>> start Record extracts

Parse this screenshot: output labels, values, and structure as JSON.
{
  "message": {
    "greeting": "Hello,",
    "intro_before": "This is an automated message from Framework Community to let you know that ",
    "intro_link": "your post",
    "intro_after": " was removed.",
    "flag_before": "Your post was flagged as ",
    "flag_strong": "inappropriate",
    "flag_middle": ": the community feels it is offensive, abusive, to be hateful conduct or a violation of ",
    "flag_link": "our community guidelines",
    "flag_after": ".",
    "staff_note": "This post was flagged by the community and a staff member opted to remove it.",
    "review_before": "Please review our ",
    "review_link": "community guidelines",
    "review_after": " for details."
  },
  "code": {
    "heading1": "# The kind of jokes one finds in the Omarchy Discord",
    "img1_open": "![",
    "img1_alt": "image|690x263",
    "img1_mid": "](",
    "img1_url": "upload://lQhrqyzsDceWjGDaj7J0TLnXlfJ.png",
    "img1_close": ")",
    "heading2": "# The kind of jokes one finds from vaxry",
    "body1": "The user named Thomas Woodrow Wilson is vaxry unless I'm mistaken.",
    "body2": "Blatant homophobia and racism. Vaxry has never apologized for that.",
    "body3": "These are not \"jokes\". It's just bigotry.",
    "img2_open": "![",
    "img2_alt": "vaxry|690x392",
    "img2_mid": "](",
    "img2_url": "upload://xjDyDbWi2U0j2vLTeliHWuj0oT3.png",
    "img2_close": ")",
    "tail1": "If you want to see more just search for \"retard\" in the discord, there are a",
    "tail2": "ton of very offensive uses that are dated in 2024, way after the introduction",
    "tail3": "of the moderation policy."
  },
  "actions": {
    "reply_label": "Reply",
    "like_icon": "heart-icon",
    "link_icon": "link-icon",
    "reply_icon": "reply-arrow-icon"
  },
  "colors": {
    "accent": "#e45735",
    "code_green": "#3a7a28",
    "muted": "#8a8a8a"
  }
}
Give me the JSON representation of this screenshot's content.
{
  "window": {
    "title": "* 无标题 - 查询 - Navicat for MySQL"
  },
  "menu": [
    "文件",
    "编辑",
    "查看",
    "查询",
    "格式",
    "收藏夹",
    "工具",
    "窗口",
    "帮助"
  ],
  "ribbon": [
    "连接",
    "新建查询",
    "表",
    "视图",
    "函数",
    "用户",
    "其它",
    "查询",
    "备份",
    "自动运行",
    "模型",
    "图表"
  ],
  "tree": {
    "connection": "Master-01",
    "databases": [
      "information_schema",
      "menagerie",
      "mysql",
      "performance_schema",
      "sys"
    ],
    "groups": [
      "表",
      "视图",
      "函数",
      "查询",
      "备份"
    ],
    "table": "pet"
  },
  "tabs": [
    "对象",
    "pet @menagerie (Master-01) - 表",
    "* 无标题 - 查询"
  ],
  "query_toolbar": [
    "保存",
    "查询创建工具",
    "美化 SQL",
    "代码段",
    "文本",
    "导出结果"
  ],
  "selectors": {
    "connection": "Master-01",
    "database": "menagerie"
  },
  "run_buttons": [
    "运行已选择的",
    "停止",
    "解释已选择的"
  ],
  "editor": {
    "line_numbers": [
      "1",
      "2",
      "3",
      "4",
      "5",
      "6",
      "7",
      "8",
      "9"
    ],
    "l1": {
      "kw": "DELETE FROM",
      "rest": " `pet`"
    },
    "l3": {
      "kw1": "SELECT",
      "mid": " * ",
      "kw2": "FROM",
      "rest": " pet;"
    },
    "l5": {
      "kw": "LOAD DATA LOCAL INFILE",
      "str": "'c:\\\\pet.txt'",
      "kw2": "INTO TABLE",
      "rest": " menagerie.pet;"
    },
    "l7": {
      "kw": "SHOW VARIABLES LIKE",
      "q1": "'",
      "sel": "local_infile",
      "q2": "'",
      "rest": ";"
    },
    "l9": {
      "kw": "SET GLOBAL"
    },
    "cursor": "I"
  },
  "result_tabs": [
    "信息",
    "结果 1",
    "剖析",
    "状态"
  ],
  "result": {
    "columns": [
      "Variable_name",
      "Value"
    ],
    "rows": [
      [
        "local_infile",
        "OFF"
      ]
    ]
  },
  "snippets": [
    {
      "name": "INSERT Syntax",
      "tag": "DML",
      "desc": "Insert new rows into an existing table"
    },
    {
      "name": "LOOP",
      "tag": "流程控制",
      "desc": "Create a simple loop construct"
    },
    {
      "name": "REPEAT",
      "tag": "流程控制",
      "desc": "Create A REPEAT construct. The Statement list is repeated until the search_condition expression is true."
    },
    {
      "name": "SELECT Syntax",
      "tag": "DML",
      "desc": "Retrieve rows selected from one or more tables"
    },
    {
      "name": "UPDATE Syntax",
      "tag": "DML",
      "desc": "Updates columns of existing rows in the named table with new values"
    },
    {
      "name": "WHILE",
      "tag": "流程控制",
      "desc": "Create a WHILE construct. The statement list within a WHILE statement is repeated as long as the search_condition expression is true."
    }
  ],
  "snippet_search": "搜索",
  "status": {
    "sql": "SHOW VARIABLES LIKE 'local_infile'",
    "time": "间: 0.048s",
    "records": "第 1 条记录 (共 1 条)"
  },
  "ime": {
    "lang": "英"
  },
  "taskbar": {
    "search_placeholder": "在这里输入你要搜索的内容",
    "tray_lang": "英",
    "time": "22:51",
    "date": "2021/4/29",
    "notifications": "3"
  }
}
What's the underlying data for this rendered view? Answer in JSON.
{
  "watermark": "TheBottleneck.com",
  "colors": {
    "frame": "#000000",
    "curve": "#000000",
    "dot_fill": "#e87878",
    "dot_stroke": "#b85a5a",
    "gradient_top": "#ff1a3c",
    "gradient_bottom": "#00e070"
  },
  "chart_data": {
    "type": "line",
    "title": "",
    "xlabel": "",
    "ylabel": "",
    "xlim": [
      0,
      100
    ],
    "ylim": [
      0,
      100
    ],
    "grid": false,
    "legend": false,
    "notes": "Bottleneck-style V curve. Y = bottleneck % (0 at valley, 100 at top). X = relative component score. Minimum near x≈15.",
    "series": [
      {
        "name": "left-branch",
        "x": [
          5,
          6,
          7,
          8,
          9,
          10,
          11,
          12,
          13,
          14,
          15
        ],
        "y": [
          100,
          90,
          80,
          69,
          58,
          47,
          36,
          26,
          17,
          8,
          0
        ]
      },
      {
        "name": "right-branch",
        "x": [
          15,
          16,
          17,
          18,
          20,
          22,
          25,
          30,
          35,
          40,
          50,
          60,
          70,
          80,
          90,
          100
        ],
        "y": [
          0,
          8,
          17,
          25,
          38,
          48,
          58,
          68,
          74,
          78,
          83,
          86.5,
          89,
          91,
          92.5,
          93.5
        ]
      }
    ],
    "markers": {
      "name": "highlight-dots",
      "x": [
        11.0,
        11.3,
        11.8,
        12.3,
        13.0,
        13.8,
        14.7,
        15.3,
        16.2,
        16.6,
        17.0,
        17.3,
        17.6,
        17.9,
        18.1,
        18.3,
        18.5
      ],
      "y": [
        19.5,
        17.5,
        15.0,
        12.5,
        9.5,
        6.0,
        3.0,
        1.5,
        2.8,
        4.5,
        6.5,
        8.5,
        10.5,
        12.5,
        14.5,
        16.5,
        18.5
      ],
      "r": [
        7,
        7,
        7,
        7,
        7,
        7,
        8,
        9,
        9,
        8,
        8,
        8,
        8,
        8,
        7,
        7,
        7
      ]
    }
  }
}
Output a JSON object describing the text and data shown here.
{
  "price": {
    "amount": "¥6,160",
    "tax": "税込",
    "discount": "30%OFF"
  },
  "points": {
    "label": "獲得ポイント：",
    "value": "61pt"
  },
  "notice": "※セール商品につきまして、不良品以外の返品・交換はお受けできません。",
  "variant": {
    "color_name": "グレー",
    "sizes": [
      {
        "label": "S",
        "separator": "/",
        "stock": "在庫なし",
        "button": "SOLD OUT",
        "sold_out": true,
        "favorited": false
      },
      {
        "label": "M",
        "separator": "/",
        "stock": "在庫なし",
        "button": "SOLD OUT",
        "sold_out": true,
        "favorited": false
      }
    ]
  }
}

>> end Record extracts

■ Stated problem
Across the entries above, how many lines contain "false"? Provide only the count.

■ Written answer
4